■ THE TASK ■
Locate each line containing the string "that" and copy it out.

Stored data

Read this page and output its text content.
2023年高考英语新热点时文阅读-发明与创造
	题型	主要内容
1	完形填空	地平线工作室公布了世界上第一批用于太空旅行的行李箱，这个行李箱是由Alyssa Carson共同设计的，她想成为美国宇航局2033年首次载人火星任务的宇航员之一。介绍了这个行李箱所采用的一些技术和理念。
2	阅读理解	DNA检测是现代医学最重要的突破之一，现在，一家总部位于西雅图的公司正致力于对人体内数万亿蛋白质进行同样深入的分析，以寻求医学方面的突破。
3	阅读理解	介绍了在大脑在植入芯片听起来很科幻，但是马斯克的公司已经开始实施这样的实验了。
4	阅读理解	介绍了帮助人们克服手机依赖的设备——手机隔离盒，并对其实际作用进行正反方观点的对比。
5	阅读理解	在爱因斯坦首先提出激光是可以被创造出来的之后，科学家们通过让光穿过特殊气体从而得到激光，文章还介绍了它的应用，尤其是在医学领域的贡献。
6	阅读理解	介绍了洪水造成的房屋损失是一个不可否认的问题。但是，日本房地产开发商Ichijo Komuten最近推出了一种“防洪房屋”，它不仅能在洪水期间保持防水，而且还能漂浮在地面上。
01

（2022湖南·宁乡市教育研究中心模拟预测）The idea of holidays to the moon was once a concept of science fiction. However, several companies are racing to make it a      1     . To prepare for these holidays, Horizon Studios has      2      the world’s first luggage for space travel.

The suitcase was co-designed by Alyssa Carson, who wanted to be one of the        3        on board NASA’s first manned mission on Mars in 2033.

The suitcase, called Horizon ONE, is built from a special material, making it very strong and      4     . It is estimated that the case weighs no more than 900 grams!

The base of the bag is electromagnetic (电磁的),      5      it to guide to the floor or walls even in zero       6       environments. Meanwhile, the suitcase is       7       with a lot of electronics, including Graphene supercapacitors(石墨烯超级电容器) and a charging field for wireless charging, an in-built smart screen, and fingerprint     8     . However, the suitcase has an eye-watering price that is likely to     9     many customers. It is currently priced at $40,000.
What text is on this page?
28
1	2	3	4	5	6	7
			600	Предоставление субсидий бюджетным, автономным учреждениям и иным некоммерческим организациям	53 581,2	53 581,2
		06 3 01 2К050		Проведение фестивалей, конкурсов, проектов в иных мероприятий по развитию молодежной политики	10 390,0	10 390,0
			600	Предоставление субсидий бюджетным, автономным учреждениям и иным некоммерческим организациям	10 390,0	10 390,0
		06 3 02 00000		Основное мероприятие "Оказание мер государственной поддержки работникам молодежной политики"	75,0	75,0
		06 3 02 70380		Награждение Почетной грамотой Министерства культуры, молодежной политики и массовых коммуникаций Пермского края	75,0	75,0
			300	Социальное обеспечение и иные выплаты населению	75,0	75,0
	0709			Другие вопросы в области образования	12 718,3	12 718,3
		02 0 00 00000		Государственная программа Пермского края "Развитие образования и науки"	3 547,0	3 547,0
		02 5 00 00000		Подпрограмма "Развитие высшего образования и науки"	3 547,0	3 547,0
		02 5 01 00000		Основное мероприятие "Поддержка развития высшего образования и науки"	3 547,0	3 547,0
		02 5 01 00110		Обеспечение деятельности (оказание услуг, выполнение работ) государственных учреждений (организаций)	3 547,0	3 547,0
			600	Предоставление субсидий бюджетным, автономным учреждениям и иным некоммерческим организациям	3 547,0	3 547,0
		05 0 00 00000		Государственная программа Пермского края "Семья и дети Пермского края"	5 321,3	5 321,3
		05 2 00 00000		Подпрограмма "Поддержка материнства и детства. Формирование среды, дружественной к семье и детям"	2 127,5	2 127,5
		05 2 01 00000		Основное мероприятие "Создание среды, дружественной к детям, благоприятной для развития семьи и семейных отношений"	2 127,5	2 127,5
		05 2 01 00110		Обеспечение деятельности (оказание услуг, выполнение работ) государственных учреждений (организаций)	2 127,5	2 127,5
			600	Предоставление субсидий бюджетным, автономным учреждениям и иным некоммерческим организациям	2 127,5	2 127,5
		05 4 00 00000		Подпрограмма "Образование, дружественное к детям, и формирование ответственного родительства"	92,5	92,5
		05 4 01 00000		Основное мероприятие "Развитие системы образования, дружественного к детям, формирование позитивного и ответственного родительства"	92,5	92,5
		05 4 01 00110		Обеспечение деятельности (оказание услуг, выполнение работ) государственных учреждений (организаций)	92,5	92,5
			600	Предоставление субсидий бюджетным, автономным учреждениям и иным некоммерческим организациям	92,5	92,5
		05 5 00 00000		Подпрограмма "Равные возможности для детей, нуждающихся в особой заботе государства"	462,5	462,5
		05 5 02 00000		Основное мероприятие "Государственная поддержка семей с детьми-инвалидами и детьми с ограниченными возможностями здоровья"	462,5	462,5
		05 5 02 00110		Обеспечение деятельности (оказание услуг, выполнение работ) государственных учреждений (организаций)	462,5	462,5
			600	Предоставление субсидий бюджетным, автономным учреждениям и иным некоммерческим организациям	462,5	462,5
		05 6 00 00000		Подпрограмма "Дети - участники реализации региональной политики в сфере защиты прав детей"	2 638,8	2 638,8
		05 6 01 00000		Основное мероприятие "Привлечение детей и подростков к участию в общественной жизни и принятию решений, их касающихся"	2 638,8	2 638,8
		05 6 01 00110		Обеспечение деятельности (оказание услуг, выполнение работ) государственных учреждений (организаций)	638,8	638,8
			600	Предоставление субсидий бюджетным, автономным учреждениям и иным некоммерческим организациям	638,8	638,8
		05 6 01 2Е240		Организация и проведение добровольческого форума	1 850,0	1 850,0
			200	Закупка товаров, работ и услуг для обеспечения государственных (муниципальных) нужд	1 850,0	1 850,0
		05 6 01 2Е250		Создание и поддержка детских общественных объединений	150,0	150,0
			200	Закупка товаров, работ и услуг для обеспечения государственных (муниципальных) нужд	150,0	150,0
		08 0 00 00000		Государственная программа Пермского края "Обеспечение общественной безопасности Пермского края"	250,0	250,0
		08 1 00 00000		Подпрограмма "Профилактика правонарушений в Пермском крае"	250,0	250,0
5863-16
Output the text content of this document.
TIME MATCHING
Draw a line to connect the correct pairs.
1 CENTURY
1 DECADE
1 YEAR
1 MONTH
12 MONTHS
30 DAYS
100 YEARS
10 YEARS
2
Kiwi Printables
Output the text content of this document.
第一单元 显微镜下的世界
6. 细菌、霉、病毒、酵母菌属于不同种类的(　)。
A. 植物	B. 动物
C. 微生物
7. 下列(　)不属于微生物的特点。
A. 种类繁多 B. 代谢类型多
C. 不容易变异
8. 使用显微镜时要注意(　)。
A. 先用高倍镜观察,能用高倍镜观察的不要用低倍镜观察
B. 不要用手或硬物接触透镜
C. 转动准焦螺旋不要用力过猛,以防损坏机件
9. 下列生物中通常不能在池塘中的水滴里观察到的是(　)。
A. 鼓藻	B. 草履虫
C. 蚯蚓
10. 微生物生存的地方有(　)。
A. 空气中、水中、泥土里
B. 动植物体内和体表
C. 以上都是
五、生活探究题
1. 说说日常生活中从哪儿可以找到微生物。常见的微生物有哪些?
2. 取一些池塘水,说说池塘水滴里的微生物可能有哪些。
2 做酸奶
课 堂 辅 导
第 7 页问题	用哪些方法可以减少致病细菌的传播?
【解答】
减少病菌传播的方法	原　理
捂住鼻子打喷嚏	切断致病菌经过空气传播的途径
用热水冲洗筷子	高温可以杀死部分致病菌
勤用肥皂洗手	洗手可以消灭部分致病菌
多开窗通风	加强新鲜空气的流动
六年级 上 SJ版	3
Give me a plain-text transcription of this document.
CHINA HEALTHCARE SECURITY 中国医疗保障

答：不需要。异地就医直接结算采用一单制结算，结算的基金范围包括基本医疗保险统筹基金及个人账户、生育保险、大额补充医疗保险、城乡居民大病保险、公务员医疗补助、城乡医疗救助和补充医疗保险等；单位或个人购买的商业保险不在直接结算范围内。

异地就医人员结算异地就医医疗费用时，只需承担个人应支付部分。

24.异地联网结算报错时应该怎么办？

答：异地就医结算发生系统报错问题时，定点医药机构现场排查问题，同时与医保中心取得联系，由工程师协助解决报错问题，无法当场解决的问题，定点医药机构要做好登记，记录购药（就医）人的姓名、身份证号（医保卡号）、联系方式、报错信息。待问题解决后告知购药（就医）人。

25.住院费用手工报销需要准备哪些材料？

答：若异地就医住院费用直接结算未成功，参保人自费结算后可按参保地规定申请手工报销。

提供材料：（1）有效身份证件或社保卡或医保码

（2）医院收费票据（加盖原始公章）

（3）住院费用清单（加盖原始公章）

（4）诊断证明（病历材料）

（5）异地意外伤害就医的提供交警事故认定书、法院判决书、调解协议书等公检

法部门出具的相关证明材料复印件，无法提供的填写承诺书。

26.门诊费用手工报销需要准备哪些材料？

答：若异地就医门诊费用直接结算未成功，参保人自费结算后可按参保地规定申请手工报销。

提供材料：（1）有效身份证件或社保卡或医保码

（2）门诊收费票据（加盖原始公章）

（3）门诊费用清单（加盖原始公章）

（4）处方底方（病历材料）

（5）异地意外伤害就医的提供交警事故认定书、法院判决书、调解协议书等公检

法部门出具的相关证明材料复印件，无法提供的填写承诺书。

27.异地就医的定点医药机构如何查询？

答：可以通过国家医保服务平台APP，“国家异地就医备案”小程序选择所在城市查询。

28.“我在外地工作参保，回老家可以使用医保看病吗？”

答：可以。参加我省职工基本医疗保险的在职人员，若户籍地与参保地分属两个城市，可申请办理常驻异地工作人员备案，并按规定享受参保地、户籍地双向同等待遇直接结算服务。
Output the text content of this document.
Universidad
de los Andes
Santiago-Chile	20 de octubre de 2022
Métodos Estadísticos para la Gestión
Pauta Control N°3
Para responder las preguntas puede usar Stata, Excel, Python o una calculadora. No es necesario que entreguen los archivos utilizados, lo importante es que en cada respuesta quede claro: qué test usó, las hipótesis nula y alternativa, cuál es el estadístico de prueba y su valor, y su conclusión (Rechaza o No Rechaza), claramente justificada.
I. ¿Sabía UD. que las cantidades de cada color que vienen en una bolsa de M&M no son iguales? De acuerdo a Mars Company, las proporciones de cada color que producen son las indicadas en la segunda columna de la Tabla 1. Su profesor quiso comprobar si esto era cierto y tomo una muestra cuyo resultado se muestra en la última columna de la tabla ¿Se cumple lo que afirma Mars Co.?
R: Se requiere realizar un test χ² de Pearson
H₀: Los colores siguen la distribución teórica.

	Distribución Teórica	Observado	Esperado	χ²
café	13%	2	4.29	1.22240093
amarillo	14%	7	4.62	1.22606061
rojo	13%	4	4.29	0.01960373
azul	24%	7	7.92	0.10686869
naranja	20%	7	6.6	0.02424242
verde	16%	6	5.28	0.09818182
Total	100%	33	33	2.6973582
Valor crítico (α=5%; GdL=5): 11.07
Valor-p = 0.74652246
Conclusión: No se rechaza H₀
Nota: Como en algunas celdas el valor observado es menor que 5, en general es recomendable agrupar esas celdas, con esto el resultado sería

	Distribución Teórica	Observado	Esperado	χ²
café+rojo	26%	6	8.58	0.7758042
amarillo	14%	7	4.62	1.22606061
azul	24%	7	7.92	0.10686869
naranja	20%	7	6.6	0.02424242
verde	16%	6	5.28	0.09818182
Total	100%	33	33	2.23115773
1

■ RESPONSE ■
The suitcase, called Horizon ONE, is built from a special material, making it very strong and      4     . It is estimated that the case weighs no more than 900 grams!
The base of the bag is electromagnetic (电磁的),      5      it to guide to the floor or walls even in zero       6       environments. Meanwhile, the suitcase is       7       with a lot of electronics, including Graphene supercapacitors(石墨烯超级电容器) and a charging field for wireless charging, an in-built smart screen, and fingerprint     8     . However, the suitcase has an eye-watering price that is likely to     9     many customers. It is currently priced at $40,000.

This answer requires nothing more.